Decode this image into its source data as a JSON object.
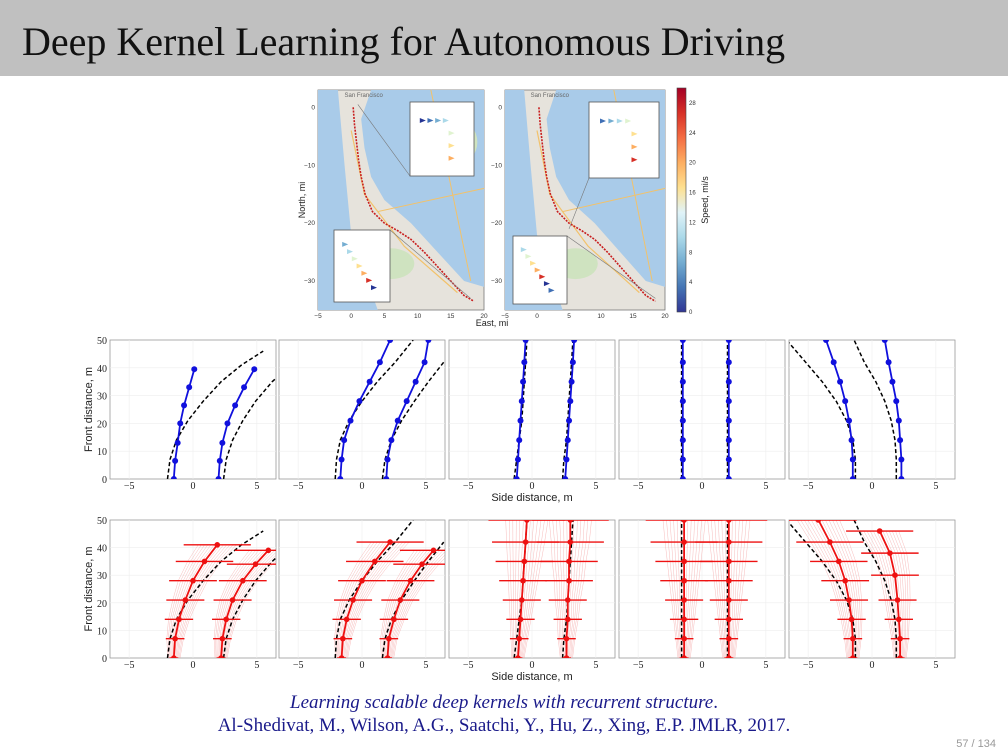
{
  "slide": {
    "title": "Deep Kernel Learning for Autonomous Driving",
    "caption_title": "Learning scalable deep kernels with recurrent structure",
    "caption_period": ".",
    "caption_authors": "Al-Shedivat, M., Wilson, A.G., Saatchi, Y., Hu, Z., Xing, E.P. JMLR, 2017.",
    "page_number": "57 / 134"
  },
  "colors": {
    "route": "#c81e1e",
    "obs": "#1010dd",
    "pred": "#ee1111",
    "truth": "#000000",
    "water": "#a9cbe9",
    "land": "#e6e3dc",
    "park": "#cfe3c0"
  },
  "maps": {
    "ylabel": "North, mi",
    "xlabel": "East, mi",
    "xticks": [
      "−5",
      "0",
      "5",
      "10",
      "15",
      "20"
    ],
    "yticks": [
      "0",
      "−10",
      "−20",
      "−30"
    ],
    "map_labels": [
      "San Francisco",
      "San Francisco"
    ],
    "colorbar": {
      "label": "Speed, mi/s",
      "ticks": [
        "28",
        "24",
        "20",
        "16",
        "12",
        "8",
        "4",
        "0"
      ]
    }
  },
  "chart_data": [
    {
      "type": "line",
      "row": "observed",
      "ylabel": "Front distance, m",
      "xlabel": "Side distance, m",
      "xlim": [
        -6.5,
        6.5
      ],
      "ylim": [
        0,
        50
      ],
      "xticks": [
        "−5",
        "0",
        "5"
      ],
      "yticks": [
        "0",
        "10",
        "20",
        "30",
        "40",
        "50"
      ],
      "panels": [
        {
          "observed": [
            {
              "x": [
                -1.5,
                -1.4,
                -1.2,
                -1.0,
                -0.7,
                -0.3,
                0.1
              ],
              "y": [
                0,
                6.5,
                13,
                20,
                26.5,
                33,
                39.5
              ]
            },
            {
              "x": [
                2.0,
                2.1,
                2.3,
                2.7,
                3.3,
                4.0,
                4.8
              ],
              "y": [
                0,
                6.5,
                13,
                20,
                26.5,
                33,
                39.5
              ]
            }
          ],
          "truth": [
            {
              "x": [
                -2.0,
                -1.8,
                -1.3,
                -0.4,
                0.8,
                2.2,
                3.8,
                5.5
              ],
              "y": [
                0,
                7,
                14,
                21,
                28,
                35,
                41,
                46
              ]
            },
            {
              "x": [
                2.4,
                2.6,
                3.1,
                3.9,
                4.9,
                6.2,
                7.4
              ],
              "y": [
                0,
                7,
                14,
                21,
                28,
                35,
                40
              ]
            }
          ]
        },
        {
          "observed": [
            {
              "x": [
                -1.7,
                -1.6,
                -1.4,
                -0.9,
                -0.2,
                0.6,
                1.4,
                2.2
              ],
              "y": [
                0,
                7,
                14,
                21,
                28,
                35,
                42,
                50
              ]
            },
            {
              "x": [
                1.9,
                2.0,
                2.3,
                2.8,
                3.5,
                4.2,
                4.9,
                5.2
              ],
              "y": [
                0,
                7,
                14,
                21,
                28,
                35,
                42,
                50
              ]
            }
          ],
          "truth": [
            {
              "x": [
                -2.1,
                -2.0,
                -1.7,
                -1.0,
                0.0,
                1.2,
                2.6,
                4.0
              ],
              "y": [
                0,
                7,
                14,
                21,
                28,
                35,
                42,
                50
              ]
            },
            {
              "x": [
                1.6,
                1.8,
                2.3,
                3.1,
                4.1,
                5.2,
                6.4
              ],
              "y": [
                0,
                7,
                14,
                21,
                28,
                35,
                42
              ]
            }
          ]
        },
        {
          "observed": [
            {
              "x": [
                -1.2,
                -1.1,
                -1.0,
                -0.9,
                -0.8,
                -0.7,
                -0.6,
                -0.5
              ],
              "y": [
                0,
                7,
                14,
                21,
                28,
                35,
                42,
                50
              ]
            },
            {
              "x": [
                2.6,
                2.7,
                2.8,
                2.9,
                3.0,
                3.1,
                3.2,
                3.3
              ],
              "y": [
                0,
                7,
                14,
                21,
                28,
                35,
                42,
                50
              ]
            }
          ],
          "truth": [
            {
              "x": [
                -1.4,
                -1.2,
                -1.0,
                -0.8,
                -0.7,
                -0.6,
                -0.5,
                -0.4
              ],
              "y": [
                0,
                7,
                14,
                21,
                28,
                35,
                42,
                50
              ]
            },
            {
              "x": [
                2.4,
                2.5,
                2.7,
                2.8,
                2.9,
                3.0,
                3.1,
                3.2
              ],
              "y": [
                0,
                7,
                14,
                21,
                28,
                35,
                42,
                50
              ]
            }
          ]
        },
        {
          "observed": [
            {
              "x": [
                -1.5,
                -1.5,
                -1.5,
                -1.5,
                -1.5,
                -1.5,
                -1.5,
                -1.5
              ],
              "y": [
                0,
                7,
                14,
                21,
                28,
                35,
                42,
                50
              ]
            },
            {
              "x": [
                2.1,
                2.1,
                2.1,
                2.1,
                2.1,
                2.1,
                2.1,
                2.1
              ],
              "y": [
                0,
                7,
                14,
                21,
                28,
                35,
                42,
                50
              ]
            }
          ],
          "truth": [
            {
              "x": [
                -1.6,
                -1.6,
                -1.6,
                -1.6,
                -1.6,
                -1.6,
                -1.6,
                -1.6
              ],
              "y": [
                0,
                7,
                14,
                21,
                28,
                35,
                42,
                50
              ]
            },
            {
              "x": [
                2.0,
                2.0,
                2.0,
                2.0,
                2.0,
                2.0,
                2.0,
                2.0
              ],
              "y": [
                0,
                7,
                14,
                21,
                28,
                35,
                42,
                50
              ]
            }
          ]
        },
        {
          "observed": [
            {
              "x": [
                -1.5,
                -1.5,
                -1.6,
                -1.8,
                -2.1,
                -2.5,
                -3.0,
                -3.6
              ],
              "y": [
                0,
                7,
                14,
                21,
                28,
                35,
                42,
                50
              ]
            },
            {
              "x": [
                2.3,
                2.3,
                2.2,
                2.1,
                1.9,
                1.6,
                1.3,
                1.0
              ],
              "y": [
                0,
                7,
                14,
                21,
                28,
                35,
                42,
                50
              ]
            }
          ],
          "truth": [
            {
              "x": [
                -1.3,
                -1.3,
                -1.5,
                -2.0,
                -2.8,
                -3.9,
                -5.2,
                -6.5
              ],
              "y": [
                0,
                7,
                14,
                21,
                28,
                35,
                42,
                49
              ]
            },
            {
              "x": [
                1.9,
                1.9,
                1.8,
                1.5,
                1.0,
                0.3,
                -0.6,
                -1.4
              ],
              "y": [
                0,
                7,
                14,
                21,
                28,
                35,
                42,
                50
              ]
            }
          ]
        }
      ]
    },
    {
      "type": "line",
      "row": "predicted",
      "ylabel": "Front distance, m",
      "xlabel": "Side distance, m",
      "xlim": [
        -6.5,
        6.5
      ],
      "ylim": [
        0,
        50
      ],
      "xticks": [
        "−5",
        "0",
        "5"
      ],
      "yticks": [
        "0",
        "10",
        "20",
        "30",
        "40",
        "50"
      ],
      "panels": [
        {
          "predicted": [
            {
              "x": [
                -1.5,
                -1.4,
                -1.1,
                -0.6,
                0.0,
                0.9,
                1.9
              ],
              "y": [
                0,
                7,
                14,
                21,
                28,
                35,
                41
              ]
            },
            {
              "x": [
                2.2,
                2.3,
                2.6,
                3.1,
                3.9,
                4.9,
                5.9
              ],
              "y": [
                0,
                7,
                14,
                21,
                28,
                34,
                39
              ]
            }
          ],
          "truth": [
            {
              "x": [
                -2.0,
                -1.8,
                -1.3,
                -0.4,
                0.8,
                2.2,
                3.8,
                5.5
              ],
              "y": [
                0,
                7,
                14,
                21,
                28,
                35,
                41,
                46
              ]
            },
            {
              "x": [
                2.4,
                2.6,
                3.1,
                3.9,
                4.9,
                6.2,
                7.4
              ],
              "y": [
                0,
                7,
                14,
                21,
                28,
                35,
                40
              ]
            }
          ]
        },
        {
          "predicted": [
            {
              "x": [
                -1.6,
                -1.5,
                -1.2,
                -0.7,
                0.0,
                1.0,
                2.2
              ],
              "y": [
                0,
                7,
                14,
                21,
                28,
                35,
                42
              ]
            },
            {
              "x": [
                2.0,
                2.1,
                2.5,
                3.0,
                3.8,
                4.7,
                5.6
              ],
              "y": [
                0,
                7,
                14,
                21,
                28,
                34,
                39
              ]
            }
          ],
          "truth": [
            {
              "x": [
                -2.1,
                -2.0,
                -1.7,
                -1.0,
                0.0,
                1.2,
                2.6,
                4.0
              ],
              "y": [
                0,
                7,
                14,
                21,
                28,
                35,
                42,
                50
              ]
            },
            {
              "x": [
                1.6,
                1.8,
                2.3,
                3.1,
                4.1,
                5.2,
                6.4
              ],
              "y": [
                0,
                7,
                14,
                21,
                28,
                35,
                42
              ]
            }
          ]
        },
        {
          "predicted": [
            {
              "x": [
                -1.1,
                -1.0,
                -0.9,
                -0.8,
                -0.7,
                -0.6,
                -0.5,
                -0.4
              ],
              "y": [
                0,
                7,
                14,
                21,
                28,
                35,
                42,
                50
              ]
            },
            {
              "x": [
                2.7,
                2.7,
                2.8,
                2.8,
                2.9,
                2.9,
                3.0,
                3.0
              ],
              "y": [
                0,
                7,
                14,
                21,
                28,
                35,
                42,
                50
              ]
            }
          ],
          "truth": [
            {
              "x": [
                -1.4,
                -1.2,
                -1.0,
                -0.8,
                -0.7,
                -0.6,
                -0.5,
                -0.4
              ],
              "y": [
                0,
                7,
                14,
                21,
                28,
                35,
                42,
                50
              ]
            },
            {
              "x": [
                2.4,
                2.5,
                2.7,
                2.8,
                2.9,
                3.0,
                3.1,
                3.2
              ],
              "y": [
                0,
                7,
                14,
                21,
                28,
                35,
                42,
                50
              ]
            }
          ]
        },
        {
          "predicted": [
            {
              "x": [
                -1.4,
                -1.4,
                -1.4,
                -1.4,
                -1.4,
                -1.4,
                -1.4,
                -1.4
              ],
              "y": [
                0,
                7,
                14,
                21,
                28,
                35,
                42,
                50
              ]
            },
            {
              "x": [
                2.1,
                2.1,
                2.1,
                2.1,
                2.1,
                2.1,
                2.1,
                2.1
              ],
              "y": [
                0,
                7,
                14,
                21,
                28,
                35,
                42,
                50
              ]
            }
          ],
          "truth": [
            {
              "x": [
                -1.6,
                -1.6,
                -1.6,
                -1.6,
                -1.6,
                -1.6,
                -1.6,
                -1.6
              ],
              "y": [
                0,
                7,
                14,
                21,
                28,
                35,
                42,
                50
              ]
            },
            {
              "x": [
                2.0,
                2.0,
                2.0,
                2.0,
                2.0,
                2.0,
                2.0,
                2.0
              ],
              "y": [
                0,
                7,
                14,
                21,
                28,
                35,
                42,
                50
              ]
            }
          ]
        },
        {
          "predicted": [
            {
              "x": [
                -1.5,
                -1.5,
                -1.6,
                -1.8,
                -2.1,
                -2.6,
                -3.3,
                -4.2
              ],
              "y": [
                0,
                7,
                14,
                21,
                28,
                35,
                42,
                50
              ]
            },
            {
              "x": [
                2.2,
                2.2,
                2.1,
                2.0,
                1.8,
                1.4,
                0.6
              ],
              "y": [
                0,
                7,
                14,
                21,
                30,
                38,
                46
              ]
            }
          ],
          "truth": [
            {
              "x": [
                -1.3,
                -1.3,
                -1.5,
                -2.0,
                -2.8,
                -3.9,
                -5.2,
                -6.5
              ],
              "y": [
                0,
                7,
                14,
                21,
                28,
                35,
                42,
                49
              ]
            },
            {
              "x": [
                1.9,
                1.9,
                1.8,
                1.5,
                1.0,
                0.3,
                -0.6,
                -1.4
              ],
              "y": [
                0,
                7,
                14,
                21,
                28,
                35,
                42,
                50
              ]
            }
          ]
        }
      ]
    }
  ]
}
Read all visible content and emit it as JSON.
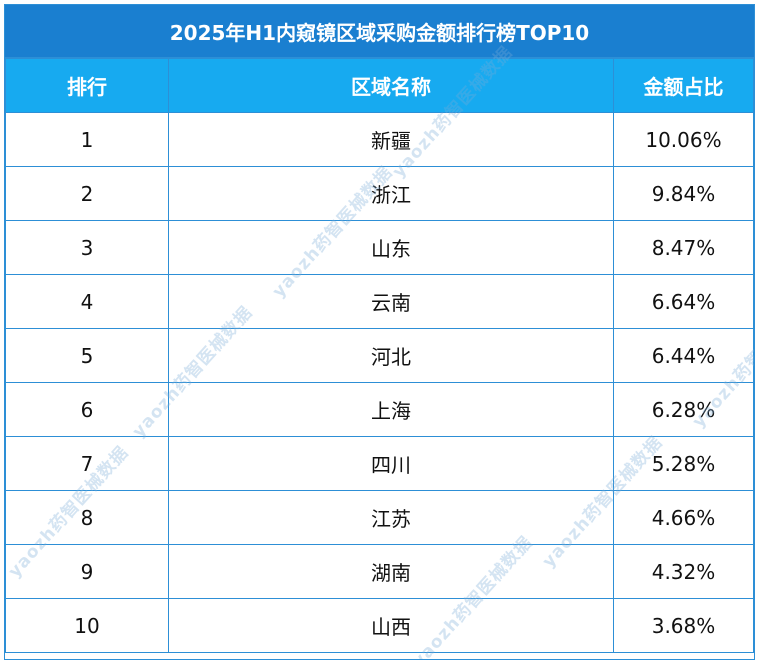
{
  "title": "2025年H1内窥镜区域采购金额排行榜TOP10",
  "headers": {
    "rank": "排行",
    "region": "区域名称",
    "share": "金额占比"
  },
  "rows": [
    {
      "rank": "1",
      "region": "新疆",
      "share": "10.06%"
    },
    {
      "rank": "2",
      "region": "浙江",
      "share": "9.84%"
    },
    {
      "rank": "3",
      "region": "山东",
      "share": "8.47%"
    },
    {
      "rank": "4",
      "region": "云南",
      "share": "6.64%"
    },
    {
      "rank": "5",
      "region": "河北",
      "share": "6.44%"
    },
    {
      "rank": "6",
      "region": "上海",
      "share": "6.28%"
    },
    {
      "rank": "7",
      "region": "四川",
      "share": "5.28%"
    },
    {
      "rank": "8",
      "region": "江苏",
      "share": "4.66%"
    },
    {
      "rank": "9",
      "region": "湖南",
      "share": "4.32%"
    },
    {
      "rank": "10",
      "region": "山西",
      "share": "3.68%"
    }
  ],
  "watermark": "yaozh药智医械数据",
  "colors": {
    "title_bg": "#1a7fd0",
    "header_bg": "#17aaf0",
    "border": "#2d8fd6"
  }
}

◇ ◇ ◇

TO BE DONE —
Which lines hold the word "JSON"? Copy every one of them.

TASK ANSWER —
Decode this image into its source data as a JSON object.
Read all visible content and emit it as JSON.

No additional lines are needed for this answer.